■ **Problem statement**
Images do not belong in the copy. Retype all the entries below exactly.

Figure record extracts:
______

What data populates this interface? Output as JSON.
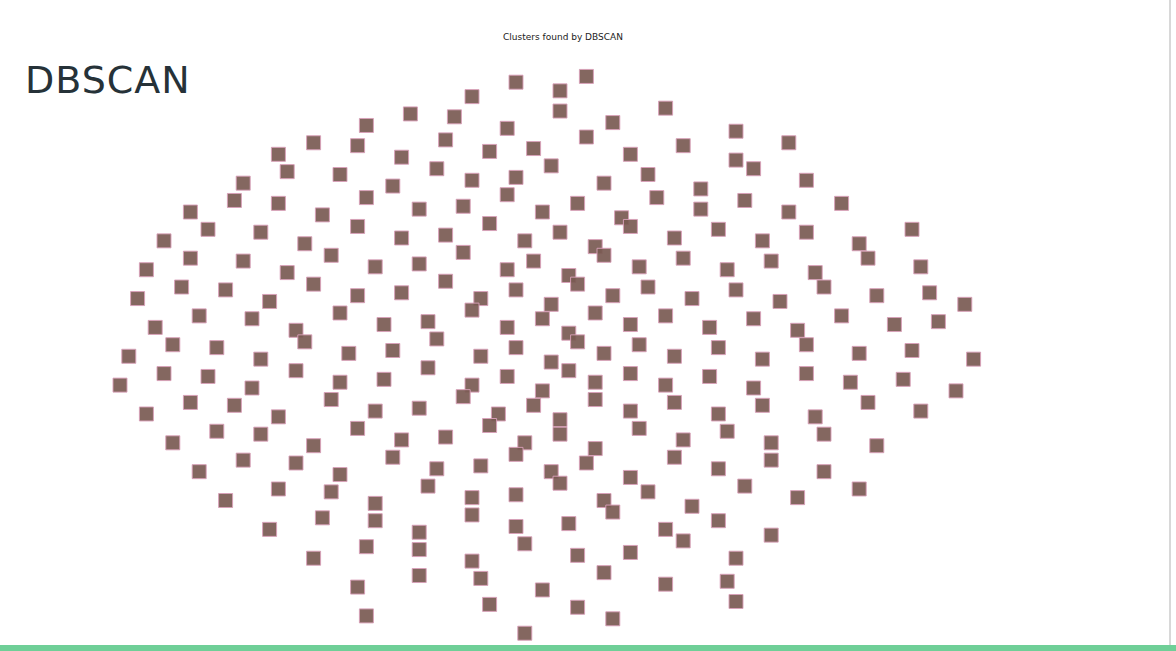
{
  "page": {
    "heading": "DBSCAN"
  },
  "chart_data": {
    "type": "scatter",
    "title": "Clusters found by DBSCAN",
    "xlim": [
      0,
      100
    ],
    "ylim": [
      0,
      100
    ],
    "tick_labels": false,
    "grid": false,
    "marker": "square",
    "color": "#7a5a52",
    "x": [
      40,
      45,
      50,
      53,
      28,
      33,
      38,
      44,
      50,
      56,
      62,
      70,
      18,
      22,
      27,
      32,
      37,
      42,
      47,
      53,
      58,
      64,
      70,
      76,
      14,
      19,
      25,
      31,
      36,
      40,
      45,
      49,
      55,
      60,
      66,
      72,
      78,
      8,
      13,
      18,
      23,
      28,
      34,
      39,
      44,
      48,
      52,
      57,
      61,
      66,
      71,
      76,
      82,
      5,
      10,
      16,
      21,
      27,
      32,
      37,
      42,
      46,
      50,
      54,
      58,
      63,
      68,
      73,
      78,
      84,
      90,
      3,
      8,
      14,
      19,
      24,
      29,
      34,
      39,
      44,
      47,
      51,
      55,
      59,
      64,
      69,
      74,
      79,
      85,
      91,
      2,
      7,
      12,
      17,
      22,
      27,
      32,
      37,
      41,
      45,
      49,
      52,
      56,
      60,
      65,
      70,
      75,
      80,
      86,
      92,
      96,
      4,
      9,
      15,
      20,
      25,
      30,
      35,
      40,
      44,
      48,
      51,
      54,
      58,
      62,
      67,
      72,
      77,
      82,
      88,
      93,
      1,
      6,
      11,
      16,
      21,
      26,
      31,
      36,
      41,
      45,
      49,
      52,
      55,
      59,
      63,
      68,
      73,
      78,
      84,
      90,
      97,
      0,
      5,
      10,
      15,
      20,
      25,
      30,
      35,
      40,
      44,
      48,
      51,
      54,
      58,
      62,
      67,
      72,
      78,
      83,
      89,
      95,
      3,
      8,
      13,
      18,
      24,
      29,
      34,
      39,
      43,
      47,
      50,
      54,
      58,
      63,
      68,
      73,
      79,
      85,
      91,
      6,
      11,
      16,
      22,
      27,
      32,
      37,
      42,
      46,
      50,
      54,
      59,
      64,
      69,
      74,
      80,
      86,
      9,
      14,
      20,
      25,
      31,
      36,
      41,
      45,
      49,
      53,
      58,
      63,
      68,
      74,
      80,
      12,
      18,
      24,
      29,
      35,
      40,
      45,
      50,
      55,
      60,
      65,
      71,
      77,
      84,
      17,
      23,
      29,
      34,
      40,
      45,
      51,
      56,
      62,
      68,
      74,
      22,
      28,
      34,
      40,
      46,
      52,
      58,
      64,
      70,
      27,
      34,
      41,
      48,
      55,
      62,
      69,
      28,
      42,
      52,
      56,
      70,
      46
    ],
    "values": [
      94,
      96.5,
      95,
      97.5,
      89,
      91,
      90.5,
      88.5,
      91.5,
      89.5,
      92,
      88,
      84,
      86,
      85.5,
      83.5,
      86.5,
      84.5,
      85,
      87,
      84,
      85.5,
      83,
      86,
      79,
      81,
      80.5,
      78.5,
      81.5,
      79.5,
      80,
      82,
      79,
      80.5,
      78,
      81.5,
      79.5,
      74,
      76,
      75.5,
      73.5,
      76.5,
      74.5,
      75,
      77,
      74,
      75.5,
      73,
      76.5,
      74.5,
      76,
      74,
      75.5,
      69,
      71,
      70.5,
      68.5,
      71.5,
      69.5,
      70,
      72,
      69,
      70.5,
      68,
      71.5,
      69.5,
      71,
      69,
      70.5,
      68.5,
      71,
      64,
      66,
      65.5,
      63.5,
      66.5,
      64.5,
      65,
      67,
      64,
      65.5,
      63,
      66.5,
      64.5,
      66,
      64,
      65.5,
      63.5,
      66,
      64.5,
      59,
      61,
      60.5,
      58.5,
      61.5,
      59.5,
      60,
      62,
      59,
      60.5,
      58,
      61.5,
      59.5,
      61,
      59,
      60.5,
      58.5,
      61,
      59.5,
      60,
      58,
      54,
      56,
      55.5,
      53.5,
      56.5,
      54.5,
      55,
      57,
      54,
      55.5,
      53,
      56.5,
      54.5,
      56,
      54,
      55.5,
      53.5,
      56,
      54.5,
      55,
      49,
      51,
      50.5,
      48.5,
      51.5,
      49.5,
      50,
      52,
      49,
      50.5,
      48,
      51.5,
      49.5,
      51,
      49,
      50.5,
      48.5,
      51,
      49.5,
      50,
      48.5,
      44,
      46,
      45.5,
      43.5,
      46.5,
      44.5,
      45,
      47,
      44,
      45.5,
      43,
      46.5,
      44.5,
      46,
      44,
      45.5,
      43.5,
      46,
      44.5,
      45,
      43,
      39,
      41,
      40.5,
      38.5,
      41.5,
      39.5,
      40,
      42,
      39,
      40.5,
      38,
      41.5,
      39.5,
      41,
      39,
      40.5,
      38.5,
      41,
      39.5,
      34,
      36,
      35.5,
      33.5,
      36.5,
      34.5,
      35,
      37,
      34,
      35.5,
      33,
      36.5,
      34.5,
      36,
      34,
      35.5,
      33.5,
      29,
      31,
      30.5,
      28.5,
      31.5,
      29.5,
      30,
      32,
      29,
      30.5,
      28,
      31.5,
      29.5,
      31,
      29,
      24,
      26,
      25.5,
      23.5,
      26.5,
      24.5,
      25,
      27,
      24,
      25.5,
      23,
      26.5,
      24.5,
      26,
      19,
      21,
      20.5,
      18.5,
      21.5,
      19.5,
      20,
      22,
      19,
      20.5,
      18,
      14,
      16,
      15.5,
      13.5,
      16.5,
      14.5,
      15,
      17,
      14,
      9,
      11,
      10.5,
      8.5,
      11.5,
      9.5,
      10,
      4,
      6,
      5.5,
      3.5,
      6.5,
      1
    ]
  }
}
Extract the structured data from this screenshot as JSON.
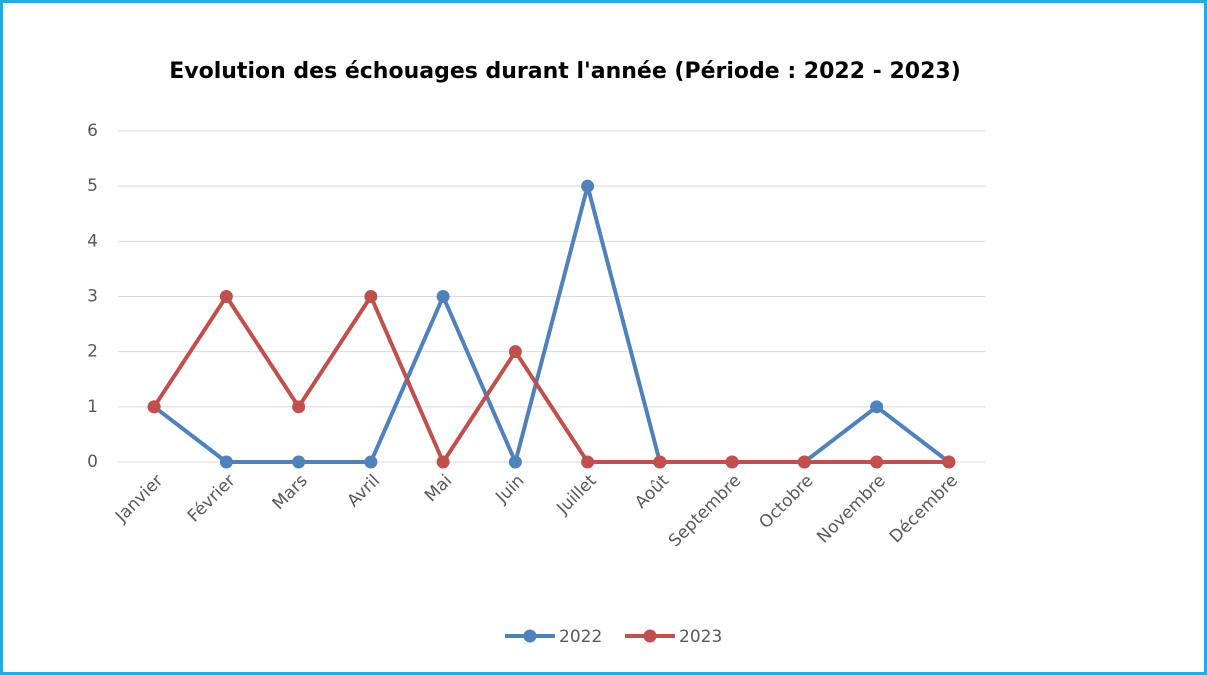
{
  "chart_data": {
    "type": "line",
    "title": "Evolution des échouages durant l'année (Période : 2022 - 2023)",
    "categories": [
      "Janvier",
      "Février",
      "Mars",
      "Avril",
      "Mai",
      "Juin",
      "Juillet",
      "Août",
      "Septembre",
      "Octobre",
      "Novembre",
      "Décembre"
    ],
    "series": [
      {
        "name": "2022",
        "color": "#4f81bd",
        "values": [
          1,
          0,
          0,
          0,
          3,
          0,
          5,
          0,
          0,
          0,
          1,
          0
        ]
      },
      {
        "name": "2023",
        "color": "#c0504d",
        "values": [
          1,
          3,
          1,
          3,
          0,
          2,
          0,
          0,
          0,
          0,
          0,
          0
        ]
      }
    ],
    "ylim": [
      0,
      6
    ],
    "yticks": [
      0,
      1,
      2,
      3,
      4,
      5,
      6
    ],
    "grid": true,
    "legend": "bottom"
  }
}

______

■ **Exercise output**
What data populates this interface? Output as JSON.
{
  "page": {
    "heading": "DBSCAN"
  },
  "chart_data": {
    "type": "scatter",
    "title": "Clusters found by DBSCAN",
    "xlim": [
      0,
      100
    ],
    "ylim": [
      0,
      100
    ],
    "tick_labels": false,
    "grid": false,
    "marker": "square",
    "color": "#7a5a52",
    "x": [
      40,
      45,
      50,
      53,
      28,
      33,
      38,
      44,
      50,
      56,
      62,
      70,
      18,
      22,
      27,
      32,
      37,
      42,
      47,
      53,
      58,
      64,
      70,
      76,
      14,
      19,
      25,
      31,
      36,
      40,
      45,
      49,
      55,
      60,
      66,
      72,
      78,
      8,
      13,
      18,
      23,
      28,
      34,
      39,
      44,
      48,
      52,
      57,
      61,
      66,
      71,
      76,
      82,
      5,
      10,
      16,
      21,
      27,
      32,
      37,
      42,
      46,
      50,
      54,
      58,
      63,
      68,
      73,
      78,
      84,
      90,
      3,
      8,
      14,
      19,
      24,
      29,
      34,
      39,
      44,
      47,
      51,
      55,
      59,
      64,
      69,
      74,
      79,
      85,
      91,
      2,
      7,
      12,
      17,
      22,
      27,
      32,
      37,
      41,
      45,
      49,
      52,
      56,
      60,
      65,
      70,
      75,
      80,
      86,
      92,
      96,
      4,
      9,
      15,
      20,
      25,
      30,
      35,
      40,
      44,
      48,
      51,
      54,
      58,
      62,
      67,
      72,
      77,
      82,
      88,
      93,
      1,
      6,
      11,
      16,
      21,
      26,
      31,
      36,
      41,
      45,
      49,
      52,
      55,
      59,
      63,
      68,
      73,
      78,
      84,
      90,
      97,
      0,
      5,
      10,
      15,
      20,
      25,
      30,
      35,
      40,
      44,
      48,
      51,
      54,
      58,
      62,
      67,
      72,
      78,
      83,
      89,
      95,
      3,
      8,
      13,
      18,
      24,
      29,
      34,
      39,
      43,
      47,
      50,
      54,
      58,
      63,
      68,
      73,
      79,
      85,
      91,
      6,
      11,
      16,
      22,
      27,
      32,
      37,
      42,
      46,
      50,
      54,
      59,
      64,
      69,
      74,
      80,
      86,
      9,
      14,
      20,
      25,
      31,
      36,
      41,
      45,
      49,
      53,
      58,
      63,
      68,
      74,
      80,
      12,
      18,
      24,
      29,
      35,
      40,
      45,
      50,
      55,
      60,
      65,
      71,
      77,
      84,
      17,
      23,
      29,
      34,
      40,
      45,
      51,
      56,
      62,
      68,
      74,
      22,
      28,
      34,
      40,
      46,
      52,
      58,
      64,
      70,
      27,
      34,
      41,
      48,
      55,
      62,
      69,
      28,
      42,
      52,
      56,
      70,
      46
    ],
    "values": [
      94,
      96.5,
      95,
      97.5,
      89,
      91,
      90.5,
      88.5,
      91.5,
      89.5,
      92,
      88,
      84,
      86,
      85.5,
      83.5,
      86.5,
      84.5,
      85,
      87,
      84,
      85.5,
      83,
      86,
      79,
      81,
      80.5,
      78.5,
      81.5,
      79.5,
      80,
      82,
      79,
      80.5,
      78,
      81.5,
      79.5,
      74,
      76,
      75.5,
      73.5,
      76.5,
      74.5,
      75,
      77,
      74,
      75.5,
      73,
      76.5,
      74.5,
      76,
      74,
      75.5,
      69,
      71,
      70.5,
      68.5,
      71.5,
      69.5,
      70,
      72,
      69,
      70.5,
      68,
      71.5,
      69.5,
      71,
      69,
      70.5,
      68.5,
      71,
      64,
      66,
      65.5,
      63.5,
      66.5,
      64.5,
      65,
      67,
      64,
      65.5,
      63,
      66.5,
      64.5,
      66,
      64,
      65.5,
      63.5,
      66,
      64.5,
      59,
      61,
      60.5,
      58.5,
      61.5,
      59.5,
      60,
      62,
      59,
      60.5,
      58,
      61.5,
      59.5,
      61,
      59,
      60.5,
      58.5,
      61,
      59.5,
      60,
      58,
      54,
      56,
      55.5,
      53.5,
      56.5,
      54.5,
      55,
      57,
      54,
      55.5,
      53,
      56.5,
      54.5,
      56,
      54,
      55.5,
      53.5,
      56,
      54.5,
      55,
      49,
      51,
      50.5,
      48.5,
      51.5,
      49.5,
      50,
      52,
      49,
      50.5,
      48,
      51.5,
      49.5,
      51,
      49,
      50.5,
      48.5,
      51,
      49.5,
      50,
      48.5,
      44,
      46,
      45.5,
      43.5,
      46.5,
      44.5,
      45,
      47,
      44,
      45.5,
      43,
      46.5,
      44.5,
      46,
      44,
      45.5,
      43.5,
      46,
      44.5,
      45,
      43,
      39,
      41,
      40.5,
      38.5,
      41.5,
      39.5,
      40,
      42,
      39,
      40.5,
      38,
      41.5,
      39.5,
      41,
      39,
      40.5,
      38.5,
      41,
      39.5,
      34,
      36,
      35.5,
      33.5,
      36.5,
      34.5,
      35,
      37,
      34,
      35.5,
      33,
      36.5,
      34.5,
      36,
      34,
      35.5,
      33.5,
      29,
      31,
      30.5,
      28.5,
      31.5,
      29.5,
      30,
      32,
      29,
      30.5,
      28,
      31.5,
      29.5,
      31,
      29,
      24,
      26,
      25.5,
      23.5,
      26.5,
      24.5,
      25,
      27,
      24,
      25.5,
      23,
      26.5,
      24.5,
      26,
      19,
      21,
      20.5,
      18.5,
      21.5,
      19.5,
      20,
      22,
      19,
      20.5,
      18,
      14,
      16,
      15.5,
      13.5,
      16.5,
      14.5,
      15,
      17,
      14,
      9,
      11,
      10.5,
      8.5,
      11.5,
      9.5,
      10,
      4,
      6,
      5.5,
      3.5,
      6.5,
      1
    ]
  }
}
Extract the structured data from this screenshot as JSON.
{
  "chart_data": {
    "type": "line",
    "title": "Evolution des échouages durant l'année (Période : 2022 - 2023)",
    "categories": [
      "Janvier",
      "Février",
      "Mars",
      "Avril",
      "Mai",
      "Juin",
      "Juillet",
      "Août",
      "Septembre",
      "Octobre",
      "Novembre",
      "Décembre"
    ],
    "series": [
      {
        "name": "2022",
        "color": "#4f81bd",
        "values": [
          1,
          0,
          0,
          0,
          3,
          0,
          5,
          0,
          0,
          0,
          1,
          0
        ]
      },
      {
        "name": "2023",
        "color": "#c0504d",
        "values": [
          1,
          3,
          1,
          3,
          0,
          2,
          0,
          0,
          0,
          0,
          0,
          0
        ]
      }
    ],
    "ylim": [
      0,
      6
    ],
    "yticks": [
      0,
      1,
      2,
      3,
      4,
      5,
      6
    ],
    "grid": true,
    "legend": "bottom"
  }
}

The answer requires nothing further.